[OBJECTIVE] Write out the records word for word, with no pictures.

----- RECORDS FOR PROCESSING

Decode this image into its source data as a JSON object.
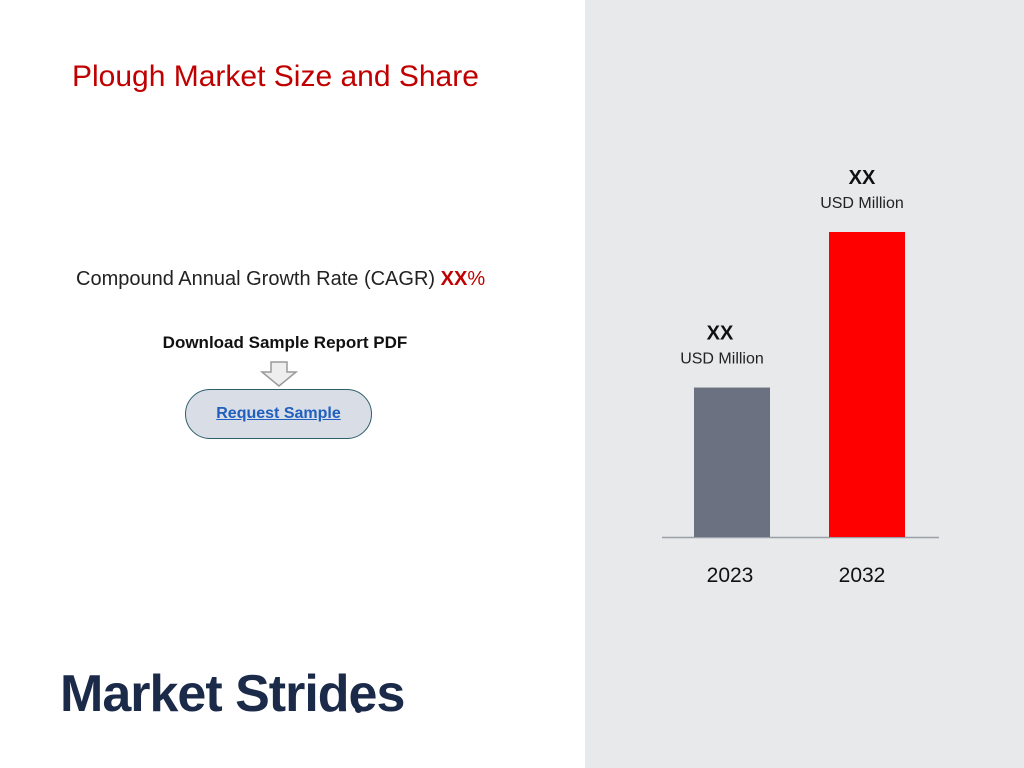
{
  "header": {
    "title": "Plough Market Size and Share"
  },
  "cagr": {
    "label": "Compound Annual Growth Rate (CAGR)",
    "value": "XX",
    "suffix": "%"
  },
  "download": {
    "label": "Download Sample Report PDF",
    "button_label": "Request Sample"
  },
  "logo": {
    "text": "Market Strides"
  },
  "colors": {
    "title": "#c00000",
    "bar_2023": "#6b7180",
    "bar_2032": "#ff0000",
    "panel": "#e8e9eb"
  },
  "chart_data": {
    "type": "bar",
    "categories": [
      "2023",
      "2032"
    ],
    "series": [
      {
        "values": [
          0.49,
          1.0
        ],
        "value_labels": [
          "XX",
          "XX"
        ],
        "unit_labels": [
          "USD Million",
          "USD Million"
        ]
      }
    ],
    "bar_colors": [
      "#6b7180",
      "#ff0000"
    ],
    "ylim": [
      0,
      1.0
    ],
    "grid": false
  }
}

----------

[ANSWER TO THIS PROBLEM]
Decode this image into its source data as a JSON object.
{
  "header": {
    "title": "Plough Market Size and Share"
  },
  "cagr": {
    "label": "Compound Annual Growth Rate (CAGR)",
    "value": "XX",
    "suffix": "%"
  },
  "download": {
    "label": "Download Sample Report PDF",
    "button_label": "Request Sample"
  },
  "logo": {
    "text": "Market Strides"
  },
  "colors": {
    "title": "#c00000",
    "bar_2023": "#6b7180",
    "bar_2032": "#ff0000",
    "panel": "#e8e9eb"
  },
  "chart_data": {
    "type": "bar",
    "categories": [
      "2023",
      "2032"
    ],
    "series": [
      {
        "values": [
          0.49,
          1.0
        ],
        "value_labels": [
          "XX",
          "XX"
        ],
        "unit_labels": [
          "USD Million",
          "USD Million"
        ]
      }
    ],
    "bar_colors": [
      "#6b7180",
      "#ff0000"
    ],
    "ylim": [
      0,
      1.0
    ],
    "grid": false
  }
}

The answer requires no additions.